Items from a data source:
==*==
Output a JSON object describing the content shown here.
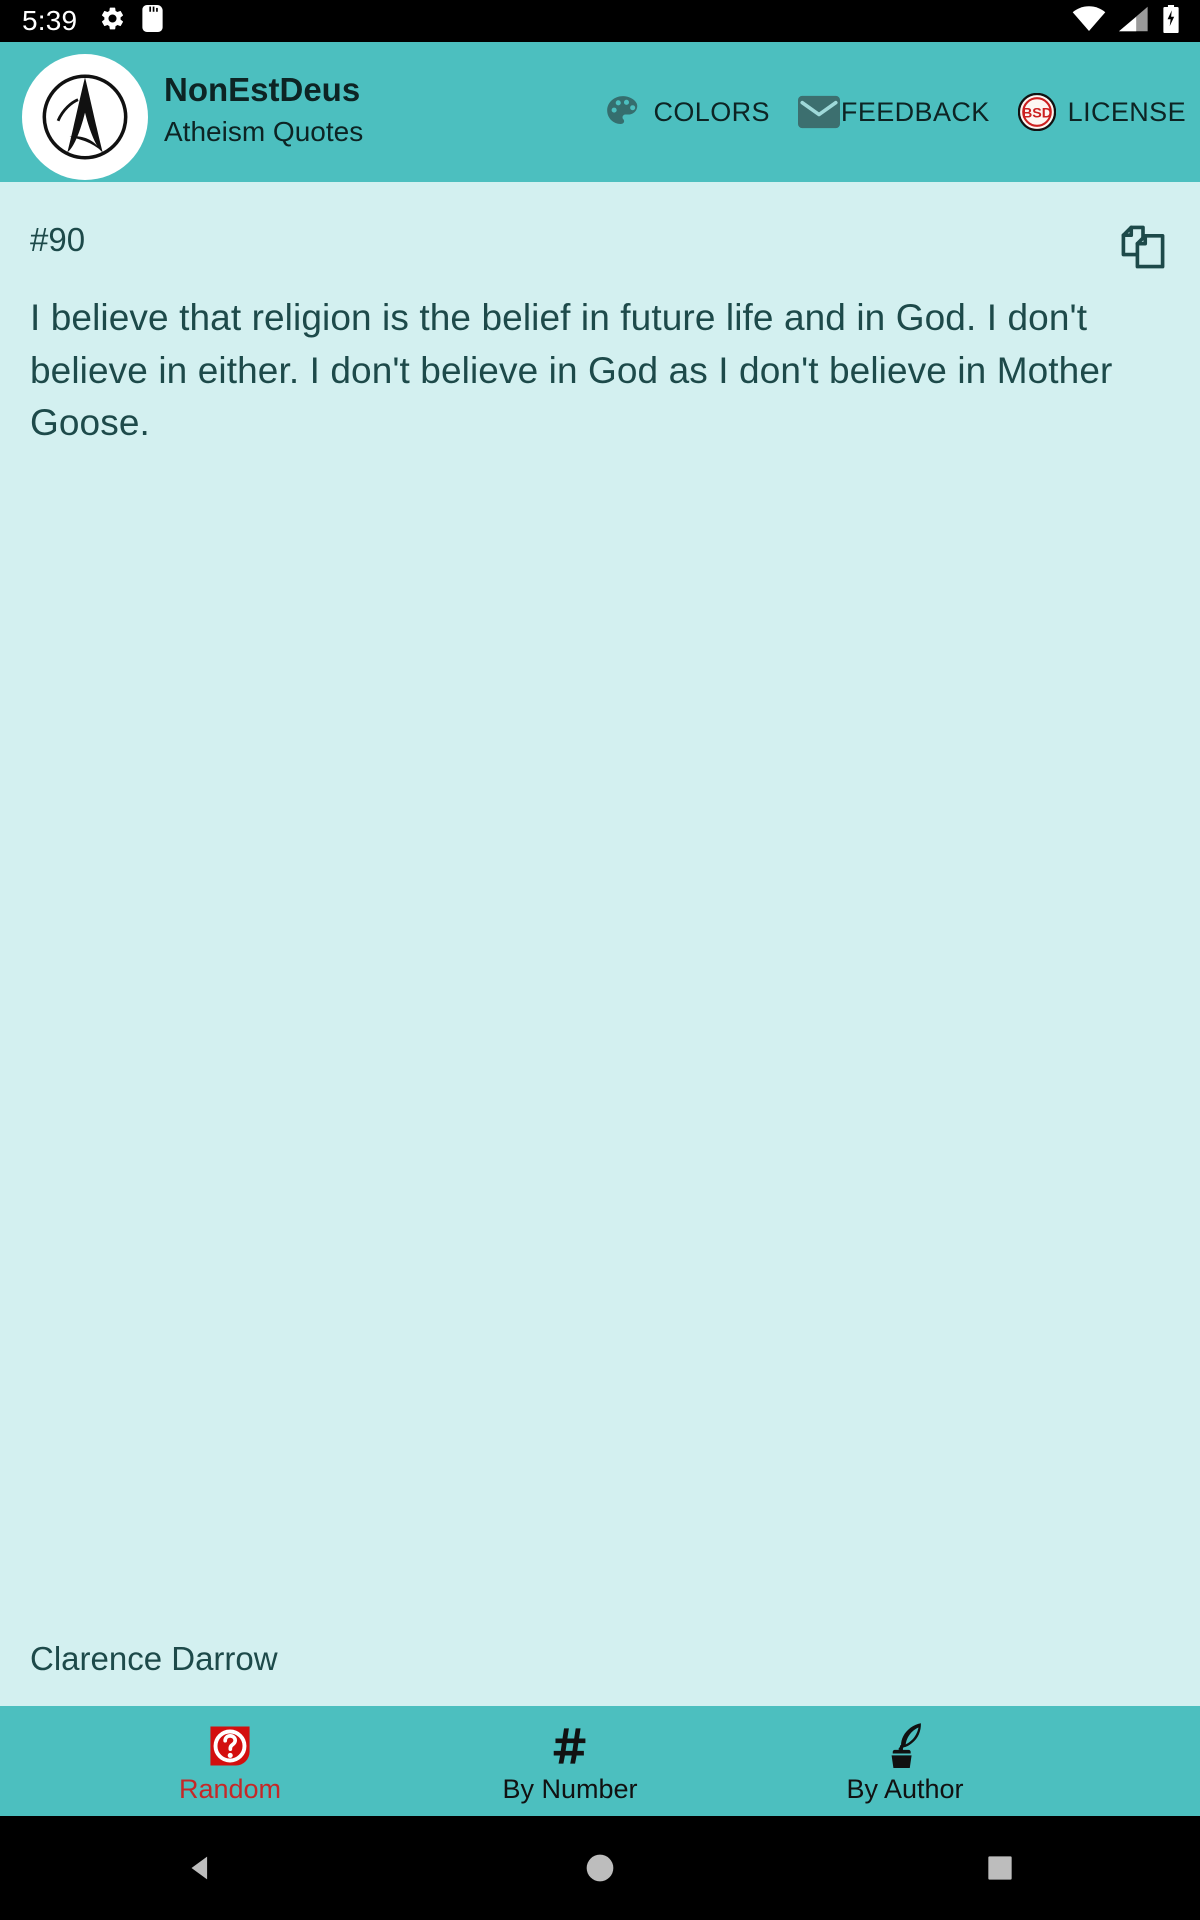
{
  "statusbar": {
    "time": "5:39",
    "left_icons": [
      "gear-icon",
      "sd-card-icon"
    ],
    "right_icons": [
      "wifi-icon",
      "cellular-signal-icon",
      "battery-charging-icon"
    ]
  },
  "appbar": {
    "logo": "atheist-symbol-logo",
    "title": "NonEstDeus",
    "subtitle": "Atheism Quotes",
    "background_color": "#4cbfbf",
    "actions": [
      {
        "label": "COLORS",
        "icon": "palette-icon"
      },
      {
        "label": "FEEDBACK",
        "icon": "mail-icon"
      },
      {
        "label": "LICENSE",
        "icon": "bsd-badge-icon",
        "badge_text": "BSD"
      }
    ]
  },
  "content": {
    "quote_number": "#90",
    "copy_icon": "copy-pages-icon",
    "quote_text": "I believe that religion is the belief in future life and in God. I don't believe in either. I don't believe in God as I don't believe in Mother Goose.",
    "author": "Clarence Darrow",
    "background_color": "#d3f0f0",
    "text_color": "#1d4a4a"
  },
  "bottom_nav": {
    "background_color": "#4cbfbf",
    "active_color": "#c62828",
    "items": [
      {
        "label": "Random",
        "icon": "question-mark-icon",
        "active": true
      },
      {
        "label": "By Number",
        "icon": "hash-icon",
        "active": false
      },
      {
        "label": "By Author",
        "icon": "quill-inkwell-icon",
        "active": false
      }
    ]
  },
  "system_nav": {
    "buttons": [
      "back-triangle-icon",
      "home-circle-icon",
      "recents-square-icon"
    ]
  }
}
==*==
• AIM: Output the data exactly. Pictures don't belong in the result.

• SOLUTION FOR THIS EXERCISE:
Output a JSON object describing the content shown here.
{
  "statusbar": {
    "time": "5:39",
    "left_icons": [
      "gear-icon",
      "sd-card-icon"
    ],
    "right_icons": [
      "wifi-icon",
      "cellular-signal-icon",
      "battery-charging-icon"
    ]
  },
  "appbar": {
    "logo": "atheist-symbol-logo",
    "title": "NonEstDeus",
    "subtitle": "Atheism Quotes",
    "background_color": "#4cbfbf",
    "actions": [
      {
        "label": "COLORS",
        "icon": "palette-icon"
      },
      {
        "label": "FEEDBACK",
        "icon": "mail-icon"
      },
      {
        "label": "LICENSE",
        "icon": "bsd-badge-icon",
        "badge_text": "BSD"
      }
    ]
  },
  "content": {
    "quote_number": "#90",
    "copy_icon": "copy-pages-icon",
    "quote_text": "I believe that religion is the belief in future life and in God. I don't believe in either. I don't believe in God as I don't believe in Mother Goose.",
    "author": "Clarence Darrow",
    "background_color": "#d3f0f0",
    "text_color": "#1d4a4a"
  },
  "bottom_nav": {
    "background_color": "#4cbfbf",
    "active_color": "#c62828",
    "items": [
      {
        "label": "Random",
        "icon": "question-mark-icon",
        "active": true
      },
      {
        "label": "By Number",
        "icon": "hash-icon",
        "active": false
      },
      {
        "label": "By Author",
        "icon": "quill-inkwell-icon",
        "active": false
      }
    ]
  },
  "system_nav": {
    "buttons": [
      "back-triangle-icon",
      "home-circle-icon",
      "recents-square-icon"
    ]
  }
}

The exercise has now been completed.